PROBLEM: Output each entry exactly; skip nothing.
---------------
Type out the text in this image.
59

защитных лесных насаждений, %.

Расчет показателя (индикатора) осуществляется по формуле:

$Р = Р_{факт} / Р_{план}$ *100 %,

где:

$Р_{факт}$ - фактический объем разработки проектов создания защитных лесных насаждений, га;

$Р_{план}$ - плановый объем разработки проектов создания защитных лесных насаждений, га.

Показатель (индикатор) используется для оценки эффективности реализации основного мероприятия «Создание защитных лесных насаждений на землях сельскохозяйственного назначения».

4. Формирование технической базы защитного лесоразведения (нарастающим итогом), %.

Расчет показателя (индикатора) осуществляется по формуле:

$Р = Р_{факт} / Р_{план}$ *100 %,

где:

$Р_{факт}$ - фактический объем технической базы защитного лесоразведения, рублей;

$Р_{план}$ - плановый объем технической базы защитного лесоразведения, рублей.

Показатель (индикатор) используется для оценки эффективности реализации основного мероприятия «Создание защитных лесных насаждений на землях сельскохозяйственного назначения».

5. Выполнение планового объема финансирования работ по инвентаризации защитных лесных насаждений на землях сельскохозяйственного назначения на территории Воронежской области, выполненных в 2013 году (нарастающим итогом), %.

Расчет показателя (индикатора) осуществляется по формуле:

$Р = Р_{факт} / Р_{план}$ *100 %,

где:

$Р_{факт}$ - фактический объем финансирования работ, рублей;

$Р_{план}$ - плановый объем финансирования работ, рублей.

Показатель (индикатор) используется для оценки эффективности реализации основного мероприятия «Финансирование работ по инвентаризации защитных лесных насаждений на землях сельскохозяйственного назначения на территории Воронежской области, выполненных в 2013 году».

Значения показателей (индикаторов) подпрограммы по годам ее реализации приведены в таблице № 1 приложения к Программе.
---------------
OUTPUT FOR THIS EXERCISE:
Type out the text in this image.
59

защитных лесных насаждений, %.

Расчет показателя (индикатора) осуществляется по формуле:

$Р = Р_{факт} / Р_{план}$ *100 %,

где:

$Р_{факт}$ - фактический объем разработки проектов создания защитных лесных насаждений, га;

$Р_{план}$ - плановый объем разработки проектов создания защитных лесных насаждений, га.

Показатель (индикатор) используется для оценки эффективности реализации основного мероприятия «Создание защитных лесных насаждений на землях сельскохозяйственного назначения».

4. Формирование технической базы защитного лесоразведения (нарастающим итогом), %.

Расчет показателя (индикатора) осуществляется по формуле:

$Р = Р_{факт} / Р_{план}$ *100 %,

где:

$Р_{факт}$ - фактический объем технической базы защитного лесоразведения, рублей;

$Р_{план}$ - плановый объем технической базы защитного лесоразведения, рублей.

Показатель (индикатор) используется для оценки эффективности реализации основного мероприятия «Создание защитных лесных насаждений на землях сельскохозяйственного назначения».

5. Выполнение планового объема финансирования работ по инвентаризации защитных лесных насаждений на землях сельскохозяйственного назначения на территории Воронежской области, выполненных в 2013 году (нарастающим итогом), %.

Расчет показателя (индикатора) осуществляется по формуле:

$Р = Р_{факт} / Р_{план}$ *100 %,

где:

$Р_{факт}$ - фактический объем финансирования работ, рублей;

$Р_{план}$ - плановый объем финансирования работ, рублей.

Показатель (индикатор) используется для оценки эффективности реализации основного мероприятия «Финансирование работ по инвентаризации защитных лесных насаждений на землях сельскохозяйственного назначения на территории Воронежской области, выполненных в 2013 году».

Значения показателей (индикаторов) подпрограммы по годам ее реализации приведены в таблице № 1 приложения к Программе.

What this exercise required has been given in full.